> _Layout records_
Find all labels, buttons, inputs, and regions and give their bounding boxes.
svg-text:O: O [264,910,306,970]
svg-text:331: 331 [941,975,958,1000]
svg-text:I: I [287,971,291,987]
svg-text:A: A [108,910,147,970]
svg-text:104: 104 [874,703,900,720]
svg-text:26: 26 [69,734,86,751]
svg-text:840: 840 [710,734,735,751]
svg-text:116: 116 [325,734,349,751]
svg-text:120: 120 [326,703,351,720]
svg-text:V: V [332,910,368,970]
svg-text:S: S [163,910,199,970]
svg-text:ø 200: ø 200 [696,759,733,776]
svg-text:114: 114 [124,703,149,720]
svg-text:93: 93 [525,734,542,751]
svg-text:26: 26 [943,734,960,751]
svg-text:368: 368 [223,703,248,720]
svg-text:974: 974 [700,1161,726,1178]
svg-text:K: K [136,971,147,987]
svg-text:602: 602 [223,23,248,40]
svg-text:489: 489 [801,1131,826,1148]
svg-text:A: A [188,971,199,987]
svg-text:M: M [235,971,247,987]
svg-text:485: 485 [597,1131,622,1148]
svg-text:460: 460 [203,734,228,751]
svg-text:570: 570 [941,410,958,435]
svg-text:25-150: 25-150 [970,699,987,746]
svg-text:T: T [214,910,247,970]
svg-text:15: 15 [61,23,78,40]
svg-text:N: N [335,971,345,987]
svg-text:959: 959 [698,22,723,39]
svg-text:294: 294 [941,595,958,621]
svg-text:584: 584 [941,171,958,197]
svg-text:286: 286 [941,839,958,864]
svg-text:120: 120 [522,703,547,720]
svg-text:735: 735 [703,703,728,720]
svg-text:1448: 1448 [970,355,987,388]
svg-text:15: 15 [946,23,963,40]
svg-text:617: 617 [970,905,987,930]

> _What the task requires_
Can you convert the data above, from its first line through the line containing "svg-text:104: 104 [874,703,900,720]", into a Markdown table with the columns Row and Line, giving each line a row number and leaving out blank lines?

> _Finished task_
| Row | Line |
|---|---|
| 1 | Find all labels, buttons, inputs, and regions and give their bounding boxes. |
| 2 | svg-text:O: O [264,910,306,970] |
| 3 | svg-text:331: 331 [941,975,958,1000] |
| 4 | svg-text:I: I [287,971,291,987] |
| 5 | svg-text:A: A [108,910,147,970] |
| 6 | svg-text:104: 104 [874,703,900,720] |